** Start of Entries supplied **
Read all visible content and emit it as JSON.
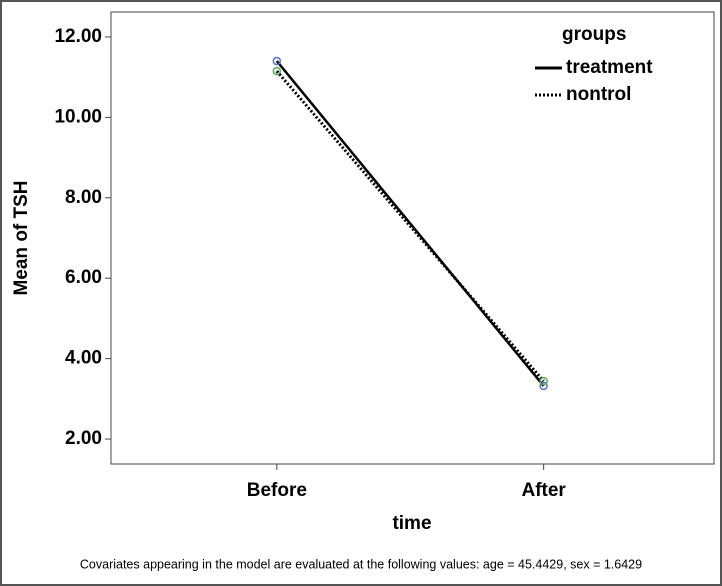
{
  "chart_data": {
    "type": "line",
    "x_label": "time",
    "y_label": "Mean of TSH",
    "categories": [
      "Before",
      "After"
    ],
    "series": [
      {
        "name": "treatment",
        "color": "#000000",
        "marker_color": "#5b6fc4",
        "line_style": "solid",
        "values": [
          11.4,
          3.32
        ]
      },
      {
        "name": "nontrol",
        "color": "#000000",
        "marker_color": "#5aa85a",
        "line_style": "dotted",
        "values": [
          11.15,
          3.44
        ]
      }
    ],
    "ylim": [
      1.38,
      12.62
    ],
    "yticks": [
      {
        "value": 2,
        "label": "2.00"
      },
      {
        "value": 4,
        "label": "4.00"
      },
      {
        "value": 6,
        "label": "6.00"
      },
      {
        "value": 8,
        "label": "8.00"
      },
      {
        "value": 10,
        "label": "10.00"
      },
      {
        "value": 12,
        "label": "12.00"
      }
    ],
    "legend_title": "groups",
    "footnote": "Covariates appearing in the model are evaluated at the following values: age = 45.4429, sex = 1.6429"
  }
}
** End of Entries supplied **
** Start of Entries supplied **
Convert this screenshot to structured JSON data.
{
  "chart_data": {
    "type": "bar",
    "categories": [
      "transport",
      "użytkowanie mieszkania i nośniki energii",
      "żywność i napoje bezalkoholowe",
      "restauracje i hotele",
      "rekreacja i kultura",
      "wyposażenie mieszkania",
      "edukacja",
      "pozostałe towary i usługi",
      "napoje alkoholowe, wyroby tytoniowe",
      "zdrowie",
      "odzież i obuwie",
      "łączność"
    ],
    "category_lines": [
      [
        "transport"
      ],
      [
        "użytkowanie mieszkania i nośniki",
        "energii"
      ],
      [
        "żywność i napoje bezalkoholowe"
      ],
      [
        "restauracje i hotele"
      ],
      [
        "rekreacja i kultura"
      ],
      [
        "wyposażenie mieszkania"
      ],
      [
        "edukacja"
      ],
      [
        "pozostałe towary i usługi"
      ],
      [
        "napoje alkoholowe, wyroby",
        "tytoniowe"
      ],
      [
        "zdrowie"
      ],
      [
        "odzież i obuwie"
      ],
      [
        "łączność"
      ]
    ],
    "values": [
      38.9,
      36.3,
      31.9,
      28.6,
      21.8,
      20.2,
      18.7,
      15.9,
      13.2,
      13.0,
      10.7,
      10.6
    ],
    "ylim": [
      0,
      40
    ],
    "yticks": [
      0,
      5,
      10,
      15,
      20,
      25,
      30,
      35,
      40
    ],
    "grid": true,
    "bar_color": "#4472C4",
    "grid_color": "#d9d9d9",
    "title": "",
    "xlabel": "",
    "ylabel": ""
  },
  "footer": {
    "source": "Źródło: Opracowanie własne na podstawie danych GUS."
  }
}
** End of Entries supplied **
** Start of Entries supplied **
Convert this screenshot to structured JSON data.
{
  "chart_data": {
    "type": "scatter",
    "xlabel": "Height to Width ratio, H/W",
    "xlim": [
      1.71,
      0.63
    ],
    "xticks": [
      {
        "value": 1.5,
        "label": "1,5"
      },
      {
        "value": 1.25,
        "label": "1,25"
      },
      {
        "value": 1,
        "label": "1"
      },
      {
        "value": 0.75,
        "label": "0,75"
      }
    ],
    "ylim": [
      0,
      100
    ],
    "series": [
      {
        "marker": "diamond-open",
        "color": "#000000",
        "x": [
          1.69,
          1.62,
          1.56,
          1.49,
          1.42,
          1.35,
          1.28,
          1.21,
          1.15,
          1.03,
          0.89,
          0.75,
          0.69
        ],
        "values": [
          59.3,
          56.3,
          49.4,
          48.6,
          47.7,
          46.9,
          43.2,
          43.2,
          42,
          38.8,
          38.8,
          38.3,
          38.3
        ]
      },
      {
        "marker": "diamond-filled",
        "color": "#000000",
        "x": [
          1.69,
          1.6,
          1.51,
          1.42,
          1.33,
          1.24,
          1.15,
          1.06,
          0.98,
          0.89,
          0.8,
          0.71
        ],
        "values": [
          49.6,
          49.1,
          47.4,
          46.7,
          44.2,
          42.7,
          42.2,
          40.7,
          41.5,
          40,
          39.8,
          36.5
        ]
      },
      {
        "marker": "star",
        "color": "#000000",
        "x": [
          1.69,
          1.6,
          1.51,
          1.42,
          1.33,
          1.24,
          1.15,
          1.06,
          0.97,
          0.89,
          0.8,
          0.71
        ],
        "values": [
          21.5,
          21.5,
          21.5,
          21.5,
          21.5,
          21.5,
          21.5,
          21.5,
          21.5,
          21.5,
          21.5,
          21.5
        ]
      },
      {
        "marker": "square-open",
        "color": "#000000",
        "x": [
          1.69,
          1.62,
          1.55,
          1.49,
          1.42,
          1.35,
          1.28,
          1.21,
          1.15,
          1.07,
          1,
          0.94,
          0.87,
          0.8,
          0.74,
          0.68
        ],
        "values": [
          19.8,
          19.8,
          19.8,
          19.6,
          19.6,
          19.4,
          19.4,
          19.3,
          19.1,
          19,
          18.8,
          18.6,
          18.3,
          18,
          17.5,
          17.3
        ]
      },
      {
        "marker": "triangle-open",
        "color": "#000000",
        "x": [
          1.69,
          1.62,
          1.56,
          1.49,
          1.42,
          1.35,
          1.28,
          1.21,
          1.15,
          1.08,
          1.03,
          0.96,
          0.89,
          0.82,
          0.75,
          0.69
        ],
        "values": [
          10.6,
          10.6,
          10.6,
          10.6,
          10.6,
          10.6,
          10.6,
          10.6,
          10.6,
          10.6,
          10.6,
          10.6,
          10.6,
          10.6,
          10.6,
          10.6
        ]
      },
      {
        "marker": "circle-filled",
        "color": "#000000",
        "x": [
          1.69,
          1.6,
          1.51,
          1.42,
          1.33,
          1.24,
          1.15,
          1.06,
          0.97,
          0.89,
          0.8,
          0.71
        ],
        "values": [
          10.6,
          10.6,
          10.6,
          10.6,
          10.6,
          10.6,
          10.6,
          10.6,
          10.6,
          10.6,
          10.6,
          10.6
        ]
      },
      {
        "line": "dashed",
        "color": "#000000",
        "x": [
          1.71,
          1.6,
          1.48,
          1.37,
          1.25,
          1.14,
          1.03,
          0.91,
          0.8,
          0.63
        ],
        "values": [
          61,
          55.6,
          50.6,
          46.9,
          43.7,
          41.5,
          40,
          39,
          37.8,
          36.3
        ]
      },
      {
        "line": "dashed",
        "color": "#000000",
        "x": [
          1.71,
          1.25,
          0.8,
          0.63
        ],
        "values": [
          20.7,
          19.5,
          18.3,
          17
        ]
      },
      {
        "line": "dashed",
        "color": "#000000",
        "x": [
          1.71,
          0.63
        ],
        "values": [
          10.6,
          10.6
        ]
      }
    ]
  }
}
** End of Entries supplied **
**Goal**
Filter the listing for the word "kultura" and copy every line that holds it.

**Written response**
      "rekreacja i kultura",
        "rekreacja i kultura"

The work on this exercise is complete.